## start
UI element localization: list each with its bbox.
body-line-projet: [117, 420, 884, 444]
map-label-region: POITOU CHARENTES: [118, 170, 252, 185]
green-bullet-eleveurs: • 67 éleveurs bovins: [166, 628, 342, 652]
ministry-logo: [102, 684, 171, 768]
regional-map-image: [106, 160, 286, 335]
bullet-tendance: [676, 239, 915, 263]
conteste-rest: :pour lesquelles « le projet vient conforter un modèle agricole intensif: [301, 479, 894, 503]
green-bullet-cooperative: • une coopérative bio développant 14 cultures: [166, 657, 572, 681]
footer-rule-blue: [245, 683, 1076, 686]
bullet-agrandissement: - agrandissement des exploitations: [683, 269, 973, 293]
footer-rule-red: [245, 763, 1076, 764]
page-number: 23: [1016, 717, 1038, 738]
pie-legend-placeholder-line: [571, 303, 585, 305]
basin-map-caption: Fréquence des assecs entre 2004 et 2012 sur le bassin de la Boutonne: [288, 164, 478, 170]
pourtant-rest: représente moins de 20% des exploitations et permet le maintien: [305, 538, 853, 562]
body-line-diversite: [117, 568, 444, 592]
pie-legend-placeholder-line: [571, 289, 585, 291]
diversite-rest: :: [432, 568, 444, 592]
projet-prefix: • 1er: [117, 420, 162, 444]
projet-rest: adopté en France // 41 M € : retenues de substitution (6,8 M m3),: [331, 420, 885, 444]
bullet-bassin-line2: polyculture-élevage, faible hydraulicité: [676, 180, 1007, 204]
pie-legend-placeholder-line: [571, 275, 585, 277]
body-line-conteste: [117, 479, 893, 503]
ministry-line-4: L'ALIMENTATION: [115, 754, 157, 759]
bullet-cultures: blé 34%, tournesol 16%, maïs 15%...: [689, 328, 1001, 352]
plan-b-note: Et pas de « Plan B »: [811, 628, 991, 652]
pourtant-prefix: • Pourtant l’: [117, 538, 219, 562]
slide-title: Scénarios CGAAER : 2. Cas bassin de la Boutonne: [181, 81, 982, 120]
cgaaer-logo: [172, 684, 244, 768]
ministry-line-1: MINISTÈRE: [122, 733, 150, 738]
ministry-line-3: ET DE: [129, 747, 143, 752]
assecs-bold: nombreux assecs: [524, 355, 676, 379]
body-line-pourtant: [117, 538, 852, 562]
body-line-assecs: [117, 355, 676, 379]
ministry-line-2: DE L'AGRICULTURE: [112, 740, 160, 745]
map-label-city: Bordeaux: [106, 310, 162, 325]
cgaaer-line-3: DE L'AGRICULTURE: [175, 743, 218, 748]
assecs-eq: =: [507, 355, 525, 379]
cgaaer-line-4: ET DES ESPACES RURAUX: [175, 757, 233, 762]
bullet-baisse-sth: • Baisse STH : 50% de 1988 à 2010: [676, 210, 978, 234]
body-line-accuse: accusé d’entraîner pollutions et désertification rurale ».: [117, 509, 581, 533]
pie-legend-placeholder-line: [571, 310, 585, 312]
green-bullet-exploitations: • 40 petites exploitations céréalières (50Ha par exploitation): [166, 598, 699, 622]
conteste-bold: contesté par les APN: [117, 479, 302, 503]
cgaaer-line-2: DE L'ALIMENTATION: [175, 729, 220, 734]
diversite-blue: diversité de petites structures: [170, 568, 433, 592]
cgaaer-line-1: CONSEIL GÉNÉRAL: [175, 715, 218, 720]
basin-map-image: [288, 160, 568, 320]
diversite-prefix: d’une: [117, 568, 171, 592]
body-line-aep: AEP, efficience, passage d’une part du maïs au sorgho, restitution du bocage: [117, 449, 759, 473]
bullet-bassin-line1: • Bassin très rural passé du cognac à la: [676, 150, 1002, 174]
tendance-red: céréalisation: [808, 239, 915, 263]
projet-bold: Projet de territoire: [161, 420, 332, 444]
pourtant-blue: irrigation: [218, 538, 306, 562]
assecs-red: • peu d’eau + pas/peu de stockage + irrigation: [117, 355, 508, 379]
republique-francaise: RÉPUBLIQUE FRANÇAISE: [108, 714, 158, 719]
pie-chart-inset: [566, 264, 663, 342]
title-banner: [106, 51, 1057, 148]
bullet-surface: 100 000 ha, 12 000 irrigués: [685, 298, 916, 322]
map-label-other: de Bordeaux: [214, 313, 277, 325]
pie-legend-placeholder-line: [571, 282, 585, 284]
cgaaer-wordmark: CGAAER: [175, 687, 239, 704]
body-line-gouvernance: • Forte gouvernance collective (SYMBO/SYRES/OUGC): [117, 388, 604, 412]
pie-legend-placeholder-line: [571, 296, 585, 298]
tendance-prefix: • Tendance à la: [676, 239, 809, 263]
## end
**TASK BRIEF:** Copy the listing above line for line, leaving out nothing and changing nothing.

**TASK ANSWER:**
UI element localization: list each with its bbox.
body-line-projet: [117, 420, 884, 444]
map-label-region: POITOU CHARENTES: [118, 170, 252, 185]
green-bullet-eleveurs: • 67 éleveurs bovins: [166, 628, 342, 652]
ministry-logo: [102, 684, 171, 768]
regional-map-image: [106, 160, 286, 335]
bullet-tendance: [676, 239, 915, 263]
conteste-rest: :pour lesquelles « le projet vient conforter un modèle agricole intensif: [301, 479, 894, 503]
green-bullet-cooperative: • une coopérative bio développant 14 cultures: [166, 657, 572, 681]
footer-rule-blue: [245, 683, 1076, 686]
bullet-agrandissement: - agrandissement des exploitations: [683, 269, 973, 293]
footer-rule-red: [245, 763, 1076, 764]
page-number: 23: [1016, 717, 1038, 738]
pie-legend-placeholder-line: [571, 303, 585, 305]
basin-map-caption: Fréquence des assecs entre 2004 et 2012 sur le bassin de la Boutonne: [288, 164, 478, 170]
pourtant-rest: représente moins de 20% des exploitations et permet le maintien: [305, 538, 853, 562]
body-line-diversite: [117, 568, 444, 592]
pie-legend-placeholder-line: [571, 289, 585, 291]
diversite-rest: :: [432, 568, 444, 592]
projet-prefix: • 1er: [117, 420, 162, 444]
projet-rest: adopté en France // 41 M € : retenues de substitution (6,8 M m3),: [331, 420, 885, 444]
bullet-bassin-line2: polyculture-élevage, faible hydraulicité: [676, 180, 1007, 204]
pie-legend-placeholder-line: [571, 275, 585, 277]
body-line-conteste: [117, 479, 893, 503]
ministry-line-4: L'ALIMENTATION: [115, 754, 157, 759]
bullet-cultures: blé 34%, tournesol 16%, maïs 15%...: [689, 328, 1001, 352]
plan-b-note: Et pas de « Plan B »: [811, 628, 991, 652]
pourtant-prefix: • Pourtant l’: [117, 538, 219, 562]
slide-title: Scénarios CGAAER : 2. Cas bassin de la Boutonne: [181, 81, 982, 120]
cgaaer-logo: [172, 684, 244, 768]
ministry-line-1: MINISTÈRE: [122, 733, 150, 738]
ministry-line-3: ET DE: [129, 747, 143, 752]
assecs-bold: nombreux assecs: [524, 355, 676, 379]
body-line-pourtant: [117, 538, 852, 562]
body-line-assecs: [117, 355, 676, 379]
ministry-line-2: DE L'AGRICULTURE: [112, 740, 160, 745]
map-label-city: Bordeaux: [106, 310, 162, 325]
cgaaer-line-3: DE L'AGRICULTURE: [175, 743, 218, 748]
assecs-eq: =: [507, 355, 525, 379]
cgaaer-line-4: ET DES ESPACES RURAUX: [175, 757, 233, 762]
bullet-baisse-sth: • Baisse STH : 50% de 1988 à 2010: [676, 210, 978, 234]
body-line-accuse: accusé d’entraîner pollutions et désertification rurale ».: [117, 509, 581, 533]
pie-legend-placeholder-line: [571, 310, 585, 312]
green-bullet-exploitations: • 40 petites exploitations céréalières (50Ha par exploitation): [166, 598, 699, 622]
conteste-bold: contesté par les APN: [117, 479, 302, 503]
cgaaer-line-2: DE L'ALIMENTATION: [175, 729, 220, 734]
diversite-blue: diversité de petites structures: [170, 568, 433, 592]
cgaaer-line-1: CONSEIL GÉNÉRAL: [175, 715, 218, 720]
basin-map-image: [288, 160, 568, 320]
diversite-prefix: d’une: [117, 568, 171, 592]
body-line-aep: AEP, efficience, passage d’une part du maïs au sorgho, restitution du bocage: [117, 449, 759, 473]
bullet-bassin-line1: • Bassin très rural passé du cognac à la: [676, 150, 1002, 174]
tendance-red: céréalisation: [808, 239, 915, 263]
projet-bold: Projet de territoire: [161, 420, 332, 444]
pourtant-blue: irrigation: [218, 538, 306, 562]
assecs-red: • peu d’eau + pas/peu de stockage + irrigation: [117, 355, 508, 379]
republique-francaise: RÉPUBLIQUE FRANÇAISE: [108, 714, 158, 719]
pie-chart-inset: [566, 264, 663, 342]
title-banner: [106, 51, 1057, 148]
bullet-surface: 100 000 ha, 12 000 irrigués: [685, 298, 916, 322]
map-label-other: de Bordeaux: [214, 313, 277, 325]
pie-legend-placeholder-line: [571, 282, 585, 284]
cgaaer-wordmark: CGAAER: [175, 687, 239, 704]
body-line-gouvernance: • Forte gouvernance collective (SYMBO/SYRES/OUGC): [117, 388, 604, 412]
pie-legend-placeholder-line: [571, 296, 585, 298]
tendance-prefix: • Tendance à la: [676, 239, 809, 263]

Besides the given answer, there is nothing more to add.